Task to complete
Copy the records that follow exactly as written, but not their pictures.

Records to process
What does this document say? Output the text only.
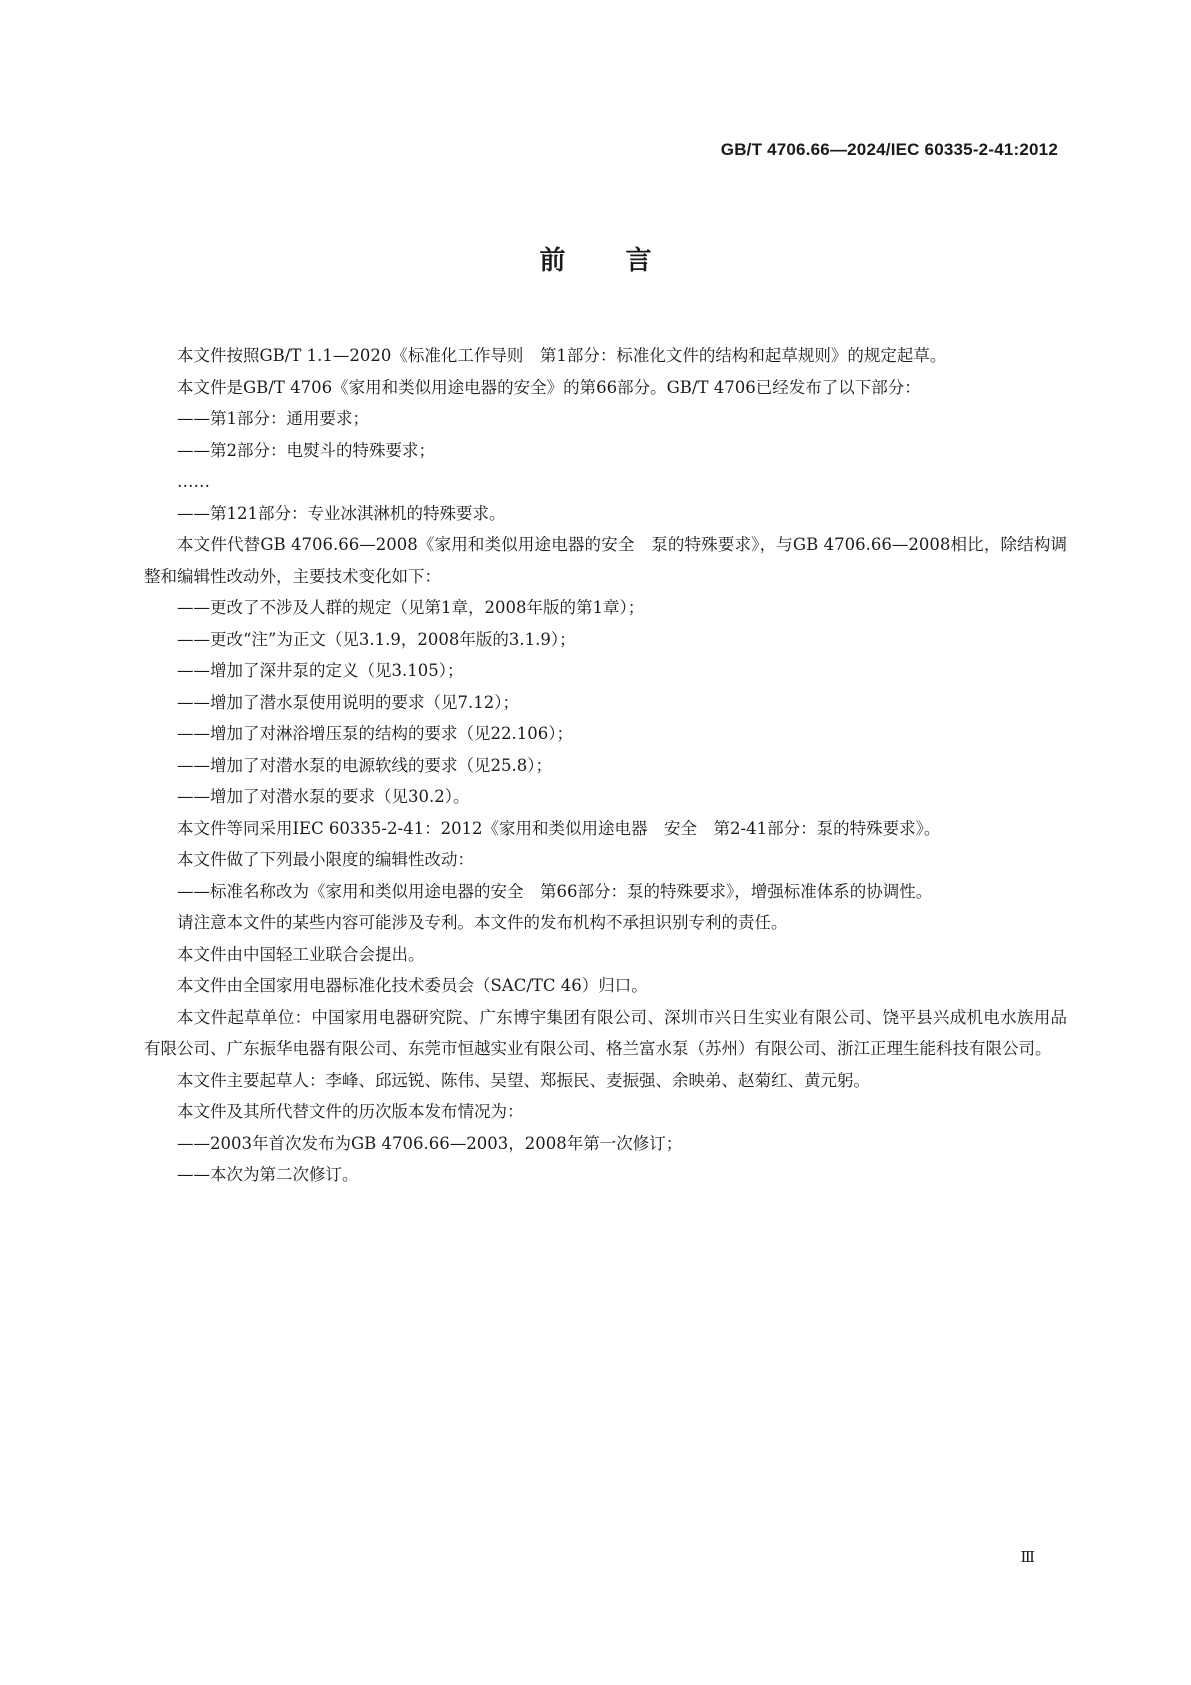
GB/T 4706.66—2024/IEC 60335-2-41:2012
前言

本文件按照GB/T 1.1—2020《标准化工作导则　第1部分：标准化文件的结构和起草规则》的规定起草。

本文件是GB/T 4706《家用和类似用途电器的安全》的第66部分。GB/T 4706已经发布了以下部分：

——第1部分：通用要求；

——第2部分：电熨斗的特殊要求；

……

——第121部分：专业冰淇淋机的特殊要求。

本文件代替GB 4706.66—2008《家用和类似用途电器的安全　泵的特殊要求》，与GB 4706.66—2008相比，除结构调整和编辑性改动外，主要技术变化如下：

——更改了不涉及人群的规定（见第1章，2008年版的第1章）；

——更改“注”为正文（见3.1.9，2008年版的3.1.9）；

——增加了深井泵的定义（见3.105）；

——增加了潜水泵使用说明的要求（见7.12）；

——增加了对淋浴增压泵的结构的要求（见22.106）；

——增加了对潜水泵的电源软线的要求（见25.8）；

——增加了对潜水泵的要求（见30.2）。

本文件等同采用IEC 60335-2-41：2012《家用和类似用途电器　安全　第2-41部分：泵的特殊要求》。

本文件做了下列最小限度的编辑性改动：

——标准名称改为《家用和类似用途电器的安全　第66部分：泵的特殊要求》，增强标准体系的协调性。

请注意本文件的某些内容可能涉及专利。本文件的发布机构不承担识别专利的责任。

本文件由中国轻工业联合会提出。

本文件由全国家用电器标准化技术委员会（SAC/TC 46）归口。

本文件起草单位：中国家用电器研究院、广东博宇集团有限公司、深圳市兴日生实业有限公司、饶平县兴成机电水族用品有限公司、广东振华电器有限公司、东莞市恒越实业有限公司、格兰富水泵（苏州）有限公司、浙江正理生能科技有限公司。

本文件主要起草人：李峰、邱远锐、陈伟、吴望、郑振民、麦振强、余映弟、赵菊红、黄元躬。

本文件及其所代替文件的历次版本发布情况为：

——2003年首次发布为GB 4706.66—2003，2008年第一次修订；

——本次为第二次修订。

Ⅲ
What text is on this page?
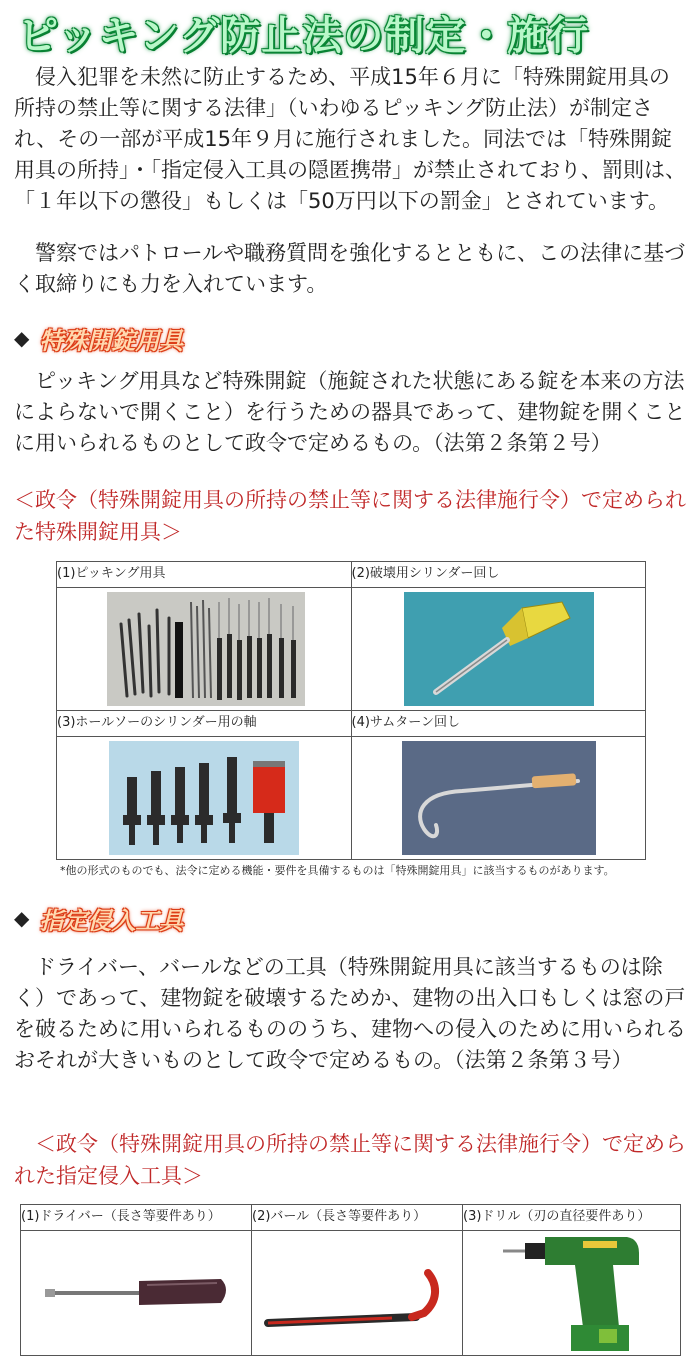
ピッキング防止法の制定・施行

　侵入犯罪を未然に防止するため、平成15年６月に「特殊開錠用具の所持の禁止等に関する法律」（いわゆるピッキング防止法）が制定され、その一部が平成15年９月に施行されました。同法では「特殊開錠用具の所持」・「指定侵入工具の隠匿携帯」が禁止されており、罰則は、「１年以下の懲役」もしくは「50万円以下の罰金」とされています。

　警察ではパトロールや職務質問を強化するとともに、この法律に基づく取締りにも力を入れています。

◆ 特殊開錠用具

　ピッキング用具など特殊開錠（施錠された状態にある錠を本来の方法によらないで開くこと）を行うための器具であって、建物錠を開くことに用いられるものとして政令で定めるもの。（法第２条第２号）

＜政令（特殊開錠用具の所持の禁止等に関する法律施行令）で定められた特殊開錠用具＞

(1)ピッキング用具	(2)破壊用シリンダー回し

(3)ホールソーのシリンダー用の軸	(4)サムターン回し

*他の形式のものでも、法令に定める機能・要件を具備するものは「特殊開錠用具」に該当するものがあります。

◆ 指定侵入工具

　ドライバー、バールなどの工具（特殊開錠用具に該当するものは除く）であって、建物錠を破壊するためか、建物の出入口もしくは窓の戸を破るために用いられるもののうち、建物への侵入のために用いられるおそれが大きいものとして政令で定めるもの。（法第２条第３号）

　＜政令（特殊開錠用具の所持の禁止等に関する法律施行令）で定められた指定侵入工具＞

(1)ドライバー（長さ等要件あり）	(2)バール（長さ等要件あり）	(3)ドリル（刃の直径要件あり）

Reply
What does this document say? Output the text only.
GB/T 4706.66—2024/IEC 60335-2-41:2012
前言

本文件按照GB/T 1.1—2020《标准化工作导则　第1部分：标准化文件的结构和起草规则》的规定起草。

本文件是GB/T 4706《家用和类似用途电器的安全》的第66部分。GB/T 4706已经发布了以下部分：

——第1部分：通用要求；

——第2部分：电熨斗的特殊要求；

……

——第121部分：专业冰淇淋机的特殊要求。

本文件代替GB 4706.66—2008《家用和类似用途电器的安全　泵的特殊要求》，与GB 4706.66—2008相比，除结构调整和编辑性改动外，主要技术变化如下：

——更改了不涉及人群的规定（见第1章，2008年版的第1章）；

——更改“注”为正文（见3.1.9，2008年版的3.1.9）；

——增加了深井泵的定义（见3.105）；

——增加了潜水泵使用说明的要求（见7.12）；

——增加了对淋浴增压泵的结构的要求（见22.106）；

——增加了对潜水泵的电源软线的要求（见25.8）；

——增加了对潜水泵的要求（见30.2）。

本文件等同采用IEC 60335-2-41：2012《家用和类似用途电器　安全　第2-41部分：泵的特殊要求》。

本文件做了下列最小限度的编辑性改动：

——标准名称改为《家用和类似用途电器的安全　第66部分：泵的特殊要求》，增强标准体系的协调性。

请注意本文件的某些内容可能涉及专利。本文件的发布机构不承担识别专利的责任。

本文件由中国轻工业联合会提出。

本文件由全国家用电器标准化技术委员会（SAC/TC 46）归口。

本文件起草单位：中国家用电器研究院、广东博宇集团有限公司、深圳市兴日生实业有限公司、饶平县兴成机电水族用品有限公司、广东振华电器有限公司、东莞市恒越实业有限公司、格兰富水泵（苏州）有限公司、浙江正理生能科技有限公司。

本文件主要起草人：李峰、邱远锐、陈伟、吴望、郑振民、麦振强、余映弟、赵菊红、黄元躬。

本文件及其所代替文件的历次版本发布情况为：

——2003年首次发布为GB 4706.66—2003，2008年第一次修订；

——本次为第二次修订。

Ⅲ
What text is on this page?
ピッキング防止法の制定・施行

　侵入犯罪を未然に防止するため、平成15年６月に「特殊開錠用具の所持の禁止等に関する法律」（いわゆるピッキング防止法）が制定され、その一部が平成15年９月に施行されました。同法では「特殊開錠用具の所持」・「指定侵入工具の隠匿携帯」が禁止されており、罰則は、「１年以下の懲役」もしくは「50万円以下の罰金」とされています。

　警察ではパトロールや職務質問を強化するとともに、この法律に基づく取締りにも力を入れています。

◆ 特殊開錠用具

　ピッキング用具など特殊開錠（施錠された状態にある錠を本来の方法によらないで開くこと）を行うための器具であって、建物錠を開くことに用いられるものとして政令で定めるもの。（法第２条第２号）

＜政令（特殊開錠用具の所持の禁止等に関する法律施行令）で定められた特殊開錠用具＞

(1)ピッキング用具	(2)破壊用シリンダー回し

(3)ホールソーのシリンダー用の軸	(4)サムターン回し

*他の形式のものでも、法令に定める機能・要件を具備するものは「特殊開錠用具」に該当するものがあります。

◆ 指定侵入工具

　ドライバー、バールなどの工具（特殊開錠用具に該当するものは除く）であって、建物錠を破壊するためか、建物の出入口もしくは窓の戸を破るために用いられるもののうち、建物への侵入のために用いられるおそれが大きいものとして政令で定めるもの。（法第２条第３号）

　＜政令（特殊開錠用具の所持の禁止等に関する法律施行令）で定められた指定侵入工具＞

(1)ドライバー（長さ等要件あり）	(2)バール（長さ等要件あり）	(3)ドリル（刃の直径要件あり）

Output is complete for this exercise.